**Given records:**
* * * * * * *

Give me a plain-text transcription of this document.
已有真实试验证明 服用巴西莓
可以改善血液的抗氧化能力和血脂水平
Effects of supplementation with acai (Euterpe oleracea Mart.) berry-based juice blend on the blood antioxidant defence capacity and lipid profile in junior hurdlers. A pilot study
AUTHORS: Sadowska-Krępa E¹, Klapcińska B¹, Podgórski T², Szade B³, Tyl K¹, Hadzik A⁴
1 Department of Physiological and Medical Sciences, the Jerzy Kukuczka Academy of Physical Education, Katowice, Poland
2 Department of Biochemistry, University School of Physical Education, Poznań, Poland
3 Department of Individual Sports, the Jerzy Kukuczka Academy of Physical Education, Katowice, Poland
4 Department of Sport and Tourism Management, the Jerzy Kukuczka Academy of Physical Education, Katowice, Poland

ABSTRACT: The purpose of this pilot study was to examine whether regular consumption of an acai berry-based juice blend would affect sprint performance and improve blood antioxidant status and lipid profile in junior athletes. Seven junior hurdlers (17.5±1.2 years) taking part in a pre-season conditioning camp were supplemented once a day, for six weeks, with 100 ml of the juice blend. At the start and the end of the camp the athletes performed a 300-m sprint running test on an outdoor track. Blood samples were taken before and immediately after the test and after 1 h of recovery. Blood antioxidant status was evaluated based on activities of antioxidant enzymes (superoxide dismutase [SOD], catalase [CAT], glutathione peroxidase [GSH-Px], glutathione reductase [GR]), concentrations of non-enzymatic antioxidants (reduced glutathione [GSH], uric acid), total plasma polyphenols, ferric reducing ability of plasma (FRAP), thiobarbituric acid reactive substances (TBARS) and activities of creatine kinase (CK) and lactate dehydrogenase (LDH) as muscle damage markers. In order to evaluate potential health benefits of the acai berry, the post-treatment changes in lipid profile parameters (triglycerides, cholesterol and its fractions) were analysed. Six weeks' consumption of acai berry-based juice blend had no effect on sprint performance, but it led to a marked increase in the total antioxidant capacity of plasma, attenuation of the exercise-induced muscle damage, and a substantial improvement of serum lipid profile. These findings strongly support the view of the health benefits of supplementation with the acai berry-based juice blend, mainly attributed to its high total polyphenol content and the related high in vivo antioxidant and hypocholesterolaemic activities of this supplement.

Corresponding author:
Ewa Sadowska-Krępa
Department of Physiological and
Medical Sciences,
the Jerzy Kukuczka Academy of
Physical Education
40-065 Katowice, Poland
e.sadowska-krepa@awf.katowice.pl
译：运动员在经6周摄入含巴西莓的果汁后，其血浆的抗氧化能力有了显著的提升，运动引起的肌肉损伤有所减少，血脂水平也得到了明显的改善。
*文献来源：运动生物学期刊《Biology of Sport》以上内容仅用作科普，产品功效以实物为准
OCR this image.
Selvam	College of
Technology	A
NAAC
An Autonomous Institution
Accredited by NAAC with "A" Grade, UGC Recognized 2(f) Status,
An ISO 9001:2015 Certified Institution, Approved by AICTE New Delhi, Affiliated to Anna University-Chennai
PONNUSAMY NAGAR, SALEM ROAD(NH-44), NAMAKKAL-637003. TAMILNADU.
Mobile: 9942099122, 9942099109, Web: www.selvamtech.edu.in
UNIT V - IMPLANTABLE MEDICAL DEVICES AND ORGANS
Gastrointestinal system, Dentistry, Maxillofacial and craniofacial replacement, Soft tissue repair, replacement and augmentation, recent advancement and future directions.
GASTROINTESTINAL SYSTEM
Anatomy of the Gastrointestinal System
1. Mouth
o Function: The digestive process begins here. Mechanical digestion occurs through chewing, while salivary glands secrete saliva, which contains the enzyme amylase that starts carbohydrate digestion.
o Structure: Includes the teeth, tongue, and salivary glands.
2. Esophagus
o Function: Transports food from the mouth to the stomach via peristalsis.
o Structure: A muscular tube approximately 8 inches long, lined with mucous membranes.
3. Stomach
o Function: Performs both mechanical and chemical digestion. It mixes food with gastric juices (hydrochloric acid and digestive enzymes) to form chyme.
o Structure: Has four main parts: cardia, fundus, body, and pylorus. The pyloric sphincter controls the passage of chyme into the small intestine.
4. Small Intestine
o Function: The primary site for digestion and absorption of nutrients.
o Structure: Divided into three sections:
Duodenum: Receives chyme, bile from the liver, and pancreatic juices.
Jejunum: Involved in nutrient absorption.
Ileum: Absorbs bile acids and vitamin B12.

* * * * * * *

In the entries above, some lines hold the string "capacity". Copy each of them.

Effects of supplementation with acai (Euterpe oleracea Mart.) berry-based juice blend on the blood antioxidant defence capacity and lipid profile in junior hurdlers. A pilot study
ABSTRACT: The purpose of this pilot study was to examine whether regular consumption of an acai berry-based juice blend would affect sprint performance and improve blood antioxidant status and lipid profile in junior athletes. Seven junior hurdlers (17.5±1.2 years) taking part in a pre-season conditioning camp were supplemented once a day, for six weeks, with 100 ml of the juice blend. At the start and the end of the camp the athletes performed a 300-m sprint running test on an outdoor track. Blood samples were taken before and immediately after the test and after 1 h of recovery. Blood antioxidant status was evaluated based on activities of antioxidant enzymes (superoxide dismutase [SOD], catalase [CAT], glutathione peroxidase [GSH-Px], glutathione reductase [GR]), concentrations of non-enzymatic antioxidants (reduced glutathione [GSH], uric acid), total plasma polyphenols, ferric reducing ability of plasma (FRAP), thiobarbituric acid reactive substances (TBARS) and activities of creatine kinase (CK) and lactate dehydrogenase (LDH) as muscle damage markers. In order to evaluate potential health benefits of the acai berry, the post-treatment changes in lipid profile parameters (triglycerides, cholesterol and its fractions) were analysed. Six weeks' consumption of acai berry-based juice blend had no effect on sprint performance, but it led to a marked increase in the total antioxidant capacity of plasma, attenuation of the exercise-induced muscle damage, and a substantial improvement of serum lipid profile. These findings strongly support the view of the health benefits of supplementation with the acai berry-based juice blend, mainly attributed to its high total polyphenol content and the related high in vivo antioxidant and hypocholesterolaemic activities of this supplement.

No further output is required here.